● TASK PROMPT:
Search the records for "несовершеннолетних" and copy each line that holds it.

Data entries
====================

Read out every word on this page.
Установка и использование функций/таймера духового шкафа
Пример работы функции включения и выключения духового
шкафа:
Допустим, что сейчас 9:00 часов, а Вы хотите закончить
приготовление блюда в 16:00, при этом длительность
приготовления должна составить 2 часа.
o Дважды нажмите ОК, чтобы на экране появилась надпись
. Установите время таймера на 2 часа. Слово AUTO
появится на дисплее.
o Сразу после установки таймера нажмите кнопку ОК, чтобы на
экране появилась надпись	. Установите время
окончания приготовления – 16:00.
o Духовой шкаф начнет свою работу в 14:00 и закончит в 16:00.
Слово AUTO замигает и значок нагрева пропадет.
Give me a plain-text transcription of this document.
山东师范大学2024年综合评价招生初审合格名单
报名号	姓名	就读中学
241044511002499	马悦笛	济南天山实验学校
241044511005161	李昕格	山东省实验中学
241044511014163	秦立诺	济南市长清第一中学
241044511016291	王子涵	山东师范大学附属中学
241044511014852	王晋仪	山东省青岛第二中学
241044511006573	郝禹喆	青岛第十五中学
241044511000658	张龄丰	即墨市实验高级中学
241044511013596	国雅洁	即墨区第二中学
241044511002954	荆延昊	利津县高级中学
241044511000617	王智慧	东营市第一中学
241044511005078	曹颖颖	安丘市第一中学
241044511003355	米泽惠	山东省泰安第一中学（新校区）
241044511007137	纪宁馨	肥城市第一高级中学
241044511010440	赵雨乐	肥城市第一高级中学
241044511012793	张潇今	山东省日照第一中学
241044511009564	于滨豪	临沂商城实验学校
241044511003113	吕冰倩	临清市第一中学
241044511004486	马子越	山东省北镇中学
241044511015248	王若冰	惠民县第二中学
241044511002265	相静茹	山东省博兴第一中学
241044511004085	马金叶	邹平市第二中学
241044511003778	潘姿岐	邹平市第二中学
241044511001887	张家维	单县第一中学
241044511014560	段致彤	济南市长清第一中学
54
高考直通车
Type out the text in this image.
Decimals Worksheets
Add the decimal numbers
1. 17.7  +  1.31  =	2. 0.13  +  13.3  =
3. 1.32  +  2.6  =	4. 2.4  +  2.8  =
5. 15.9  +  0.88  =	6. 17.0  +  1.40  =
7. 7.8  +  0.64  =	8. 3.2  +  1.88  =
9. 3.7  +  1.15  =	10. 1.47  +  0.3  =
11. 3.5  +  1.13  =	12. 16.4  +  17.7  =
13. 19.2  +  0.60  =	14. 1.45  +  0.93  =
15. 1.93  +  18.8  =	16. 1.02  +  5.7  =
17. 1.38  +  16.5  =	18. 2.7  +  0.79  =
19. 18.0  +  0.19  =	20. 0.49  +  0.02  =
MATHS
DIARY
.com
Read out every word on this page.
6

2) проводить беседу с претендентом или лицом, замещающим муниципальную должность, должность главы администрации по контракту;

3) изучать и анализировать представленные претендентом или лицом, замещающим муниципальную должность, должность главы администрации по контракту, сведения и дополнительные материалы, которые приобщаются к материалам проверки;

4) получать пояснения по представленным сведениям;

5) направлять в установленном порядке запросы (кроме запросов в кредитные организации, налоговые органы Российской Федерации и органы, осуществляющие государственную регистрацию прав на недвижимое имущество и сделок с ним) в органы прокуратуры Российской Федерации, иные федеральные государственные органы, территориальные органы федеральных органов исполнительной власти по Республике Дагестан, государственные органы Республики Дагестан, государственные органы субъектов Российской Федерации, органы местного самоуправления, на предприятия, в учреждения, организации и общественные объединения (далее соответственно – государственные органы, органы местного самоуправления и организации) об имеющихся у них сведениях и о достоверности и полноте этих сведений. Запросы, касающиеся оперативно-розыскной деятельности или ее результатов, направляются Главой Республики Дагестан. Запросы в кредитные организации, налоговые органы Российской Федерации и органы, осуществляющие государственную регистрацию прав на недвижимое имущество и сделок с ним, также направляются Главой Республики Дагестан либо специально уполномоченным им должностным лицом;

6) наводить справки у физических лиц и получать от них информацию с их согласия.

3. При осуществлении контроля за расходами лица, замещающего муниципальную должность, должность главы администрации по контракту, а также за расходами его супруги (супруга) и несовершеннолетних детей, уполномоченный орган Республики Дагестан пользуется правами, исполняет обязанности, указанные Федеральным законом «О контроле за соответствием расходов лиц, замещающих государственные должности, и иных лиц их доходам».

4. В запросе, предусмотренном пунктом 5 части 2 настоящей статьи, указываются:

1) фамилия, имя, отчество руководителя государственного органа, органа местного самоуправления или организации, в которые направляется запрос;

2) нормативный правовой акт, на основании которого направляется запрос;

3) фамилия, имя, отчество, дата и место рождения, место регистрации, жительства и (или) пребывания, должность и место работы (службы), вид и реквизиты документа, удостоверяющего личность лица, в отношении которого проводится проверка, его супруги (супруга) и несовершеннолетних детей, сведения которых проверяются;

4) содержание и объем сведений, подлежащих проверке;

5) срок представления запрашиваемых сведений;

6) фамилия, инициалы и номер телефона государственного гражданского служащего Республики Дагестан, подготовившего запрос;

====================

● SOLUTION FOR THIS EXERCISE:
3. При осуществлении контроля за расходами лица, замещающего муниципальную должность, должность главы администрации по контракту, а также за расходами его супруги (супруга) и несовершеннолетних детей, уполномоченный орган Республики Дагестан пользуется правами, исполняет обязанности, указанные Федеральным законом «О контроле за соответствием расходов лиц, замещающих государственные должности, и иных лиц их доходам».
3) фамилия, имя, отчество, дата и место рождения, место регистрации, жительства и (или) пребывания, должность и место работы (службы), вид и реквизиты документа, удостоверяющего личность лица, в отношении которого проводится проверка, его супруги (супруга) и несовершеннолетних детей, сведения которых проверяются;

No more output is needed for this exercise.